[Saved entries]
* * *

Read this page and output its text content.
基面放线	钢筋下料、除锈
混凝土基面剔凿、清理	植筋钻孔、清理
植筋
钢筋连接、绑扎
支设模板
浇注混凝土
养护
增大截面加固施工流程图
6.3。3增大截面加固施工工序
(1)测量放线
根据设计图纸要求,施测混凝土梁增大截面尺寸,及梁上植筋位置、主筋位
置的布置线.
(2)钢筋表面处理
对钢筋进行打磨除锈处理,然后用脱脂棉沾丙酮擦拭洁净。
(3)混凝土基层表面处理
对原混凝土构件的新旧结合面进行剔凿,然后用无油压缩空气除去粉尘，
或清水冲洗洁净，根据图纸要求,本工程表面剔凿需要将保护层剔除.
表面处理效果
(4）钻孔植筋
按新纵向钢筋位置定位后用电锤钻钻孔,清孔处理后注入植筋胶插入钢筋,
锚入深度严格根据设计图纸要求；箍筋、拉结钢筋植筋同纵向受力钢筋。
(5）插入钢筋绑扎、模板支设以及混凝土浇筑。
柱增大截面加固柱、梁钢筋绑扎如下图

* * *

*TASK PROMPT*
Output each record precisely as given.

*EXERCISE SOLUTION*
Read this page and output its text content.
基面放线	钢筋下料、除锈
混凝土基面剔凿、清理	植筋钻孔、清理
植筋
钢筋连接、绑扎
支设模板
浇注混凝土
养护
增大截面加固施工流程图
6.3。3增大截面加固施工工序
(1)测量放线
根据设计图纸要求,施测混凝土梁增大截面尺寸,及梁上植筋位置、主筋位
置的布置线.
(2)钢筋表面处理
对钢筋进行打磨除锈处理,然后用脱脂棉沾丙酮擦拭洁净。
(3)混凝土基层表面处理
对原混凝土构件的新旧结合面进行剔凿,然后用无油压缩空气除去粉尘，
或清水冲洗洁净，根据图纸要求,本工程表面剔凿需要将保护层剔除.
表面处理效果
(4）钻孔植筋
按新纵向钢筋位置定位后用电锤钻钻孔,清孔处理后注入植筋胶插入钢筋,
锚入深度严格根据设计图纸要求；箍筋、拉结钢筋植筋同纵向受力钢筋。
(5）插入钢筋绑扎、模板支设以及混凝土浇筑。
柱增大截面加固柱、梁钢筋绑扎如下图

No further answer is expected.